## Work instructions
Write out the material exactly. Do not include the pictures.

## Materials provided

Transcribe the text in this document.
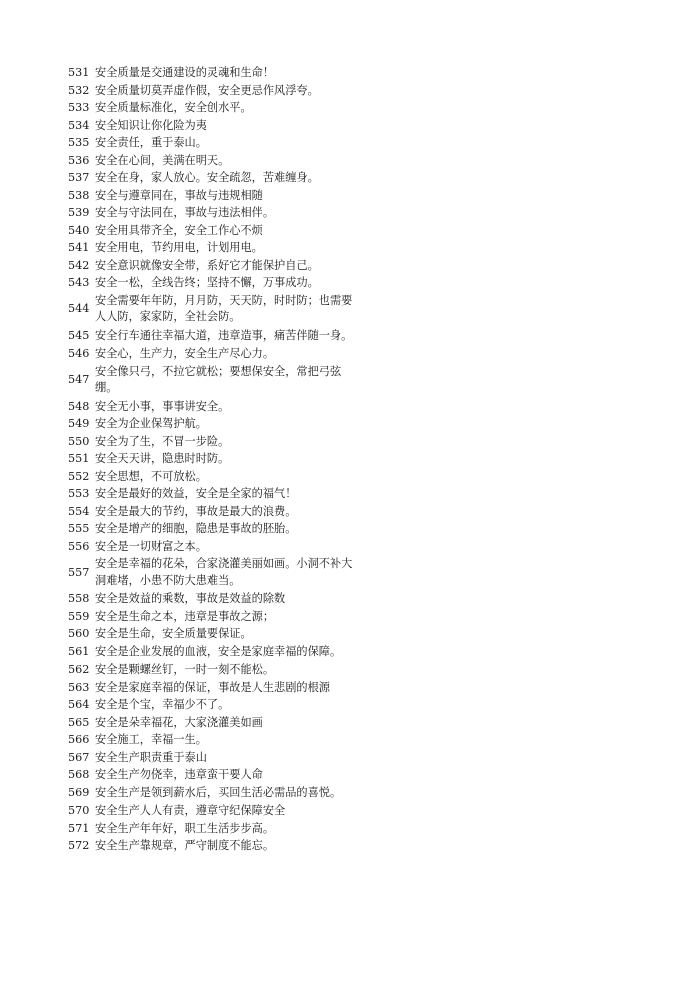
531	安全质量是交通建设的灵魂和生命！
532	安全质量切莫弄虚作假，安全更忌作风浮夸。
533	安全质量标准化，安全创水平。
534	安全知识让你化险为夷
535	安全责任，重于泰山。
536	安全在心间，美满在明天。
537	安全在身，家人放心。安全疏忽，苦难缠身。
538	安全与遵章同在，事故与违规相随
539	安全与守法同在，事故与违法相伴。
540	安全用具带齐全，安全工作心不烦
541	安全用电，节约用电，计划用电。
542	安全意识就像安全带，系好它才能保护自己。
543	安全一松，全线告终；坚持不懈，万事成功。
544	安全需要年年防，月月防，天天防，时时防；也需要人人防，家家防，全社会防。
545	安全行车通往幸福大道，违章造事，痛苦伴随一身。
546	安全心，生产力，安全生产尽心力。
547	安全像只弓，不拉它就松；要想保安全，常把弓弦绷。
548	安全无小事，事事讲安全。
549	安全为企业保驾护航。
550	安全为了生，不冒一步险。
551	安全天天讲，隐患时时防。
552	安全思想，不可放松。
553	安全是最好的效益，安全是全家的福气！
554	安全是最大的节约，事故是最大的浪费。
555	安全是增产的细胞，隐患是事故的胚胎。
556	安全是一切财富之本。
557	安全是幸福的花朵，合家浇灌美丽如画。小洞不补大洞难堵，小患不防大患难当。
558	安全是效益的乘数，事故是效益的除数
559	安全是生命之本，违章是事故之源；
560	安全是生命，安全质量要保证。
561	安全是企业发展的血液，安全是家庭幸福的保障。
562	安全是颗螺丝钉，一时一刻不能松。
563	安全是家庭幸福的保证，事故是人生悲剧的根源
564	安全是个宝，幸福少不了。
565	安全是朵幸福花，大家浇灌美如画
566	安全施工，幸福一生。
567	安全生产职责重于泰山
568	安全生产勿侥幸，违章蛮干要人命
569	安全生产是领到薪水后，买回生活必需品的喜悦。
570	安全生产人人有责，遵章守纪保障安全
571	安全生产年年好，职工生活步步高。
572	安全生产靠规章，严守制度不能忘。
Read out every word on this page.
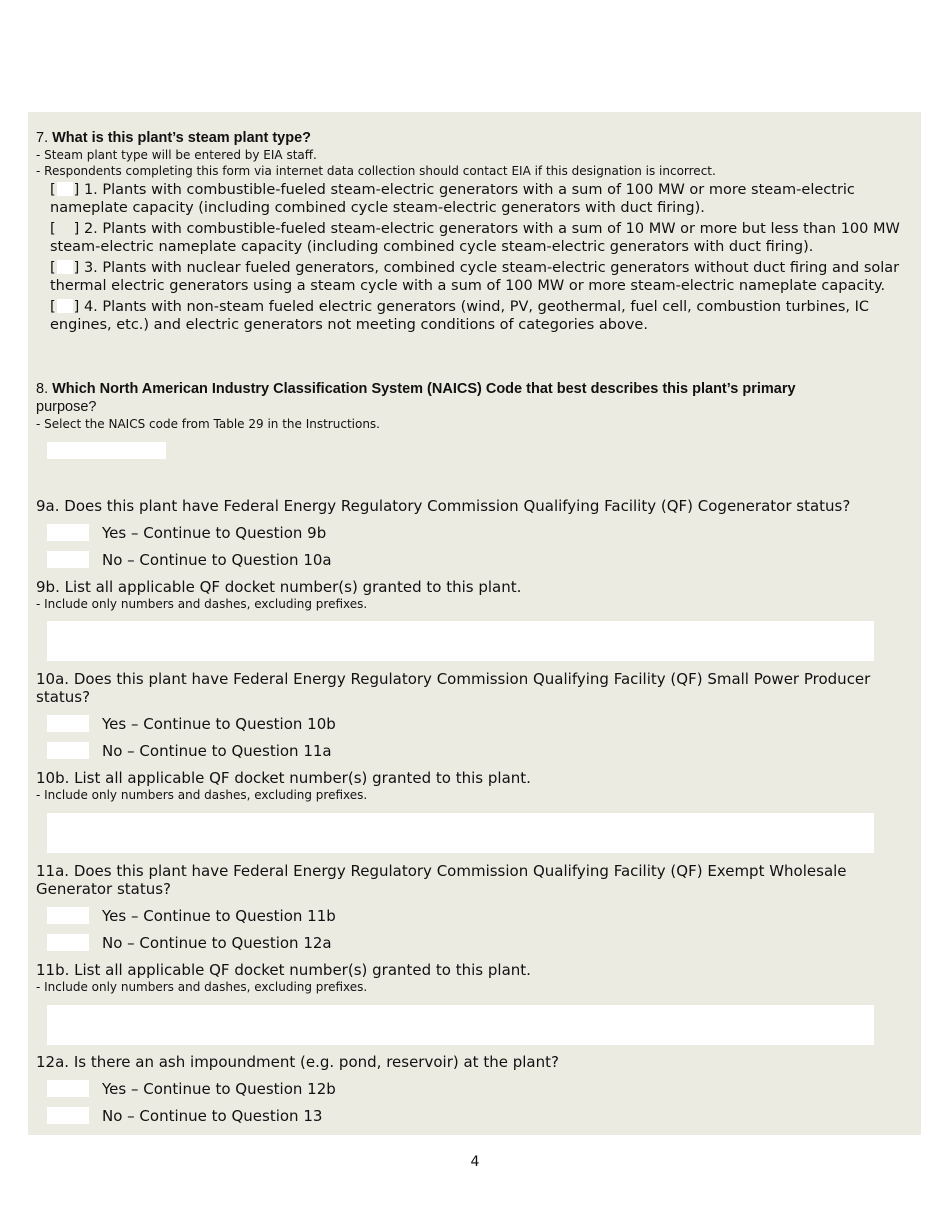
7. What is this plant’s steam plant type?
- Steam plant type will be entered by EIA staff.
- Respondents completing this form via internet data collection should contact EIA if this designation is incorrect.
[ ] 1. Plants with combustible-fueled steam-electric generators with a sum of 100 MW or more steam-electric nameplate capacity (including combined cycle steam-electric generators with duct firing).
[ ] 2. Plants with combustible-fueled steam-electric generators with a sum of 10 MW or more but less than 100 MW steam-electric nameplate capacity (including combined cycle steam-electric generators with duct firing).
[ ] 3. Plants with nuclear fueled generators, combined cycle steam-electric generators without duct firing and solar thermal electric generators using a steam cycle with a sum of 100 MW or more steam-electric nameplate capacity.
[ ] 4. Plants with non-steam fueled electric generators (wind, PV, geothermal, fuel cell, combustion turbines, IC engines, etc.) and electric generators not meeting conditions of categories above.
8. Which North American Industry Classification System (NAICS) Code that best describes this plant’s primary
purpose?
- Select the NAICS code from Table 29 in the Instructions.
9a. Does this plant have Federal Energy Regulatory Commission Qualifying Facility (QF) Cogenerator status?
Yes – Continue to Question 9b
No – Continue to Question 10a
9b. List all applicable QF docket number(s) granted to this plant.
- Include only numbers and dashes, excluding prefixes.
10a. Does this plant have Federal Energy Regulatory Commission Qualifying Facility (QF) Small Power Producer status?
Yes – Continue to Question 10b
No – Continue to Question 11a
10b. List all applicable QF docket number(s) granted to this plant.
- Include only numbers and dashes, excluding prefixes.
11a. Does this plant have Federal Energy Regulatory Commission Qualifying Facility (QF) Exempt Wholesale Generator status?
Yes – Continue to Question 11b
No – Continue to Question 12a
11b. List all applicable QF docket number(s) granted to this plant.
- Include only numbers and dashes, excluding prefixes.
12a. Is there an ash impoundment (e.g. pond, reservoir) at the plant?
Yes – Continue to Question 12b
No – Continue to Question 13
4
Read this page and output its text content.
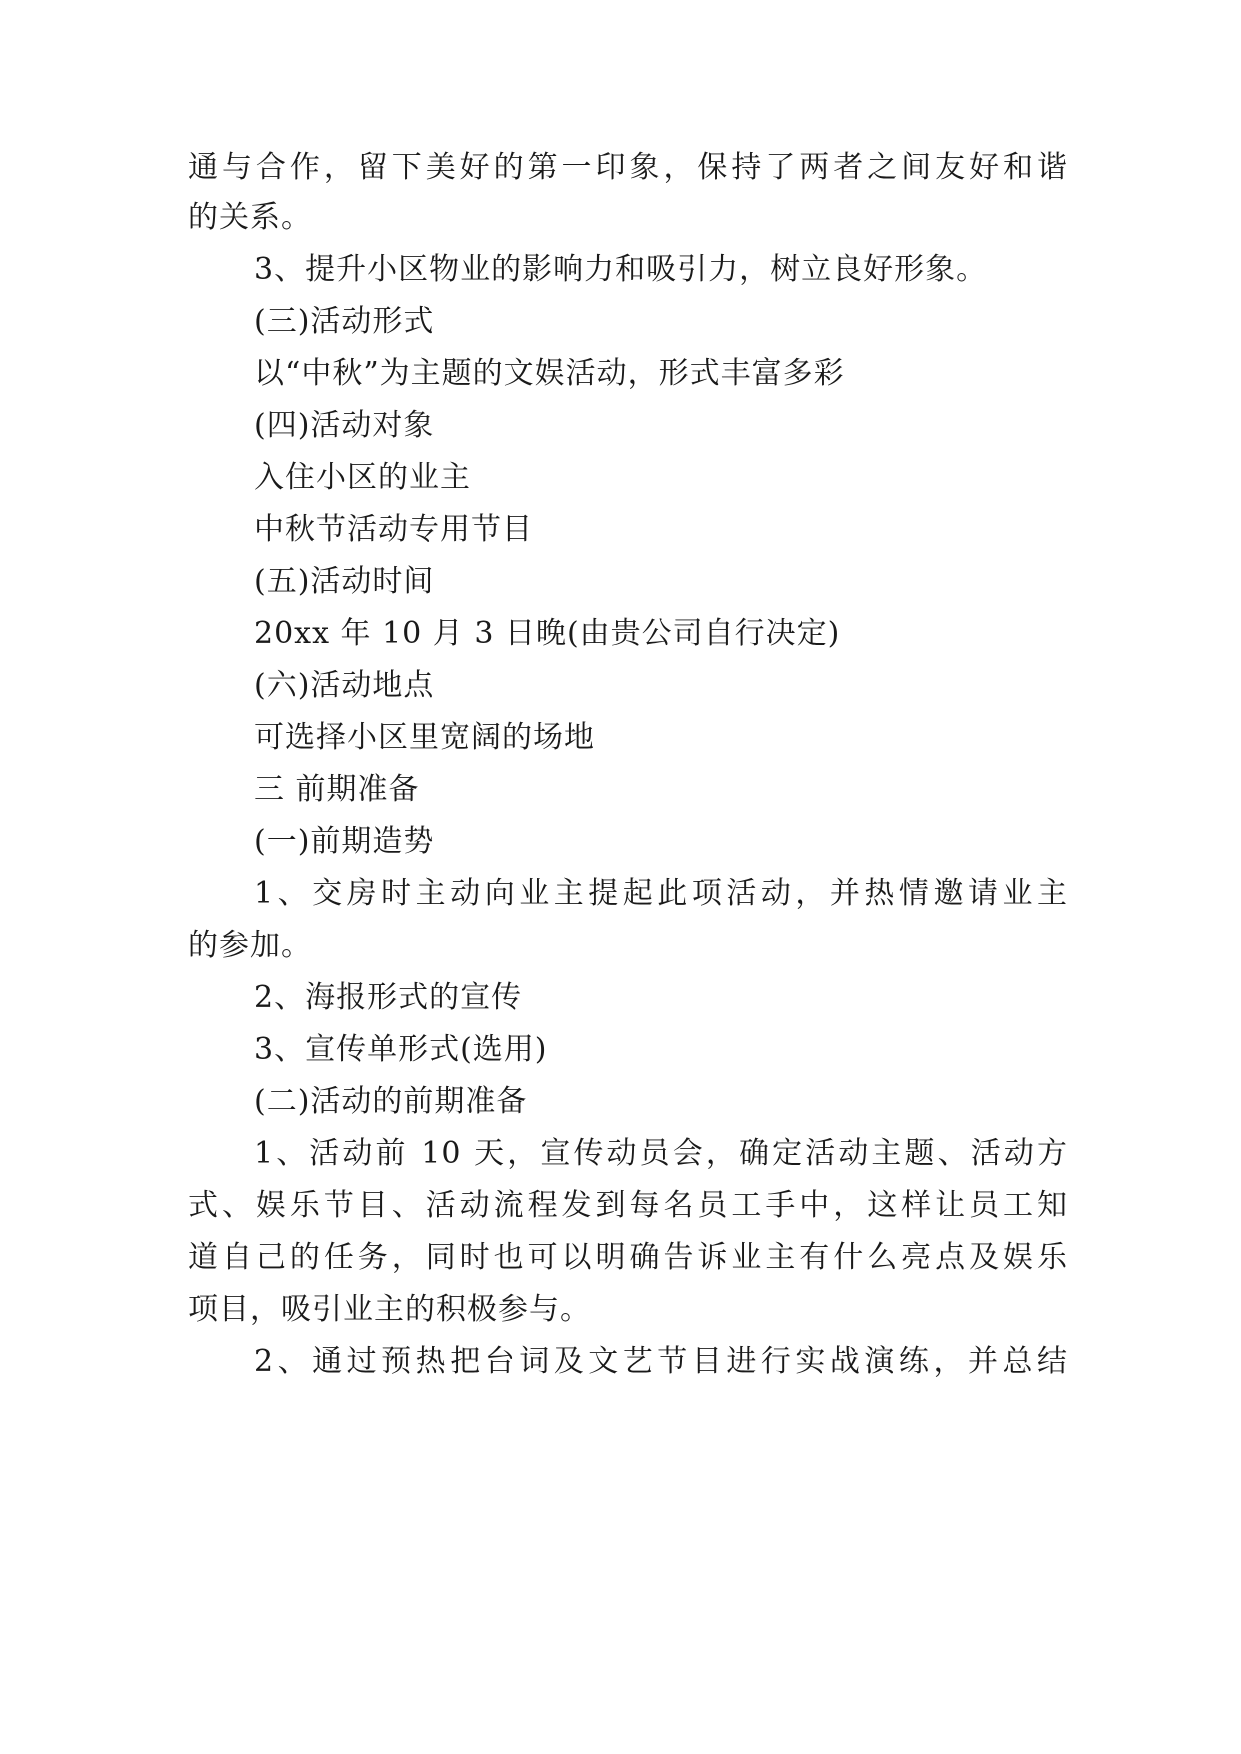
通与合作，留下美好的第一印象，保持了两者之间友好和谐
的关系。
3、提升小区物业的影响力和吸引力，树立良好形象。
(三)活动形式
以“中秋”为主题的文娱活动，形式丰富多彩
(四)活动对象
入住小区的业主
中秋节活动专用节目
(五)活动时间
20xx 年 10 月 3 日晚(由贵公司自行决定)
(六)活动地点
可选择小区里宽阔的场地
三 前期准备
(一)前期造势
1、交房时主动向业主提起此项活动，并热情邀请业主
的参加。
2、海报形式的宣传
3、宣传单形式(选用)
(二)活动的前期准备
1、活动前 10 天，宣传动员会，确定活动主题、活动方
式、娱乐节目、活动流程发到每名员工手中，这样让员工知
道自己的任务，同时也可以明确告诉业主有什么亮点及娱乐
项目，吸引业主的积极参与。
2、通过预热把台词及文艺节目进行实战演练，并总结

## Exercise solution
Transcribe the text in this document.
531	安全质量是交通建设的灵魂和生命！
532	安全质量切莫弄虚作假，安全更忌作风浮夸。
533	安全质量标准化，安全创水平。
534	安全知识让你化险为夷
535	安全责任，重于泰山。
536	安全在心间，美满在明天。
537	安全在身，家人放心。安全疏忽，苦难缠身。
538	安全与遵章同在，事故与违规相随
539	安全与守法同在，事故与违法相伴。
540	安全用具带齐全，安全工作心不烦
541	安全用电，节约用电，计划用电。
542	安全意识就像安全带，系好它才能保护自己。
543	安全一松，全线告终；坚持不懈，万事成功。
544	安全需要年年防，月月防，天天防，时时防；也需要人人防，家家防，全社会防。
545	安全行车通往幸福大道，违章造事，痛苦伴随一身。
546	安全心，生产力，安全生产尽心力。
547	安全像只弓，不拉它就松；要想保安全，常把弓弦绷。
548	安全无小事，事事讲安全。
549	安全为企业保驾护航。
550	安全为了生，不冒一步险。
551	安全天天讲，隐患时时防。
552	安全思想，不可放松。
553	安全是最好的效益，安全是全家的福气！
554	安全是最大的节约，事故是最大的浪费。
555	安全是增产的细胞，隐患是事故的胚胎。
556	安全是一切财富之本。
557	安全是幸福的花朵，合家浇灌美丽如画。小洞不补大洞难堵，小患不防大患难当。
558	安全是效益的乘数，事故是效益的除数
559	安全是生命之本，违章是事故之源；
560	安全是生命，安全质量要保证。
561	安全是企业发展的血液，安全是家庭幸福的保障。
562	安全是颗螺丝钉，一时一刻不能松。
563	安全是家庭幸福的保证，事故是人生悲剧的根源
564	安全是个宝，幸福少不了。
565	安全是朵幸福花，大家浇灌美如画
566	安全施工，幸福一生。
567	安全生产职责重于泰山
568	安全生产勿侥幸，违章蛮干要人命
569	安全生产是领到薪水后，买回生活必需品的喜悦。
570	安全生产人人有责，遵章守纪保障安全
571	安全生产年年好，职工生活步步高。
572	安全生产靠规章，严守制度不能忘。
Read out every word on this page.
7. What is this plant’s steam plant type?
- Steam plant type will be entered by EIA staff.
- Respondents completing this form via internet data collection should contact EIA if this designation is incorrect.
[ ] 1. Plants with combustible-fueled steam-electric generators with a sum of 100 MW or more steam-electric nameplate capacity (including combined cycle steam-electric generators with duct firing).
[ ] 2. Plants with combustible-fueled steam-electric generators with a sum of 10 MW or more but less than 100 MW steam-electric nameplate capacity (including combined cycle steam-electric generators with duct firing).
[ ] 3. Plants with nuclear fueled generators, combined cycle steam-electric generators without duct firing and solar thermal electric generators using a steam cycle with a sum of 100 MW or more steam-electric nameplate capacity.
[ ] 4. Plants with non-steam fueled electric generators (wind, PV, geothermal, fuel cell, combustion turbines, IC engines, etc.) and electric generators not meeting conditions of categories above.
8. Which North American Industry Classification System (NAICS) Code that best describes this plant’s primary
purpose?
- Select the NAICS code from Table 29 in the Instructions.
9a. Does this plant have Federal Energy Regulatory Commission Qualifying Facility (QF) Cogenerator status?
Yes – Continue to Question 9b
No – Continue to Question 10a
9b. List all applicable QF docket number(s) granted to this plant.
- Include only numbers and dashes, excluding prefixes.
10a. Does this plant have Federal Energy Regulatory Commission Qualifying Facility (QF) Small Power Producer status?
Yes – Continue to Question 10b
No – Continue to Question 11a
10b. List all applicable QF docket number(s) granted to this plant.
- Include only numbers and dashes, excluding prefixes.
11a. Does this plant have Federal Energy Regulatory Commission Qualifying Facility (QF) Exempt Wholesale Generator status?
Yes – Continue to Question 11b
No – Continue to Question 12a
11b. List all applicable QF docket number(s) granted to this plant.
- Include only numbers and dashes, excluding prefixes.
12a. Is there an ash impoundment (e.g. pond, reservoir) at the plant?
Yes – Continue to Question 12b
No – Continue to Question 13
4
Read this page and output its text content.
通与合作，留下美好的第一印象，保持了两者之间友好和谐
的关系。
3、提升小区物业的影响力和吸引力，树立良好形象。
(三)活动形式
以“中秋”为主题的文娱活动，形式丰富多彩
(四)活动对象
入住小区的业主
中秋节活动专用节目
(五)活动时间
20xx 年 10 月 3 日晚(由贵公司自行决定)
(六)活动地点
可选择小区里宽阔的场地
三 前期准备
(一)前期造势
1、交房时主动向业主提起此项活动，并热情邀请业主
的参加。
2、海报形式的宣传
3、宣传单形式(选用)
(二)活动的前期准备
1、活动前 10 天，宣传动员会，确定活动主题、活动方
式、娱乐节目、活动流程发到每名员工手中，这样让员工知
道自己的任务，同时也可以明确告诉业主有什么亮点及娱乐
项目，吸引业主的积极参与。
2、通过预热把台词及文艺节目进行实战演练，并总结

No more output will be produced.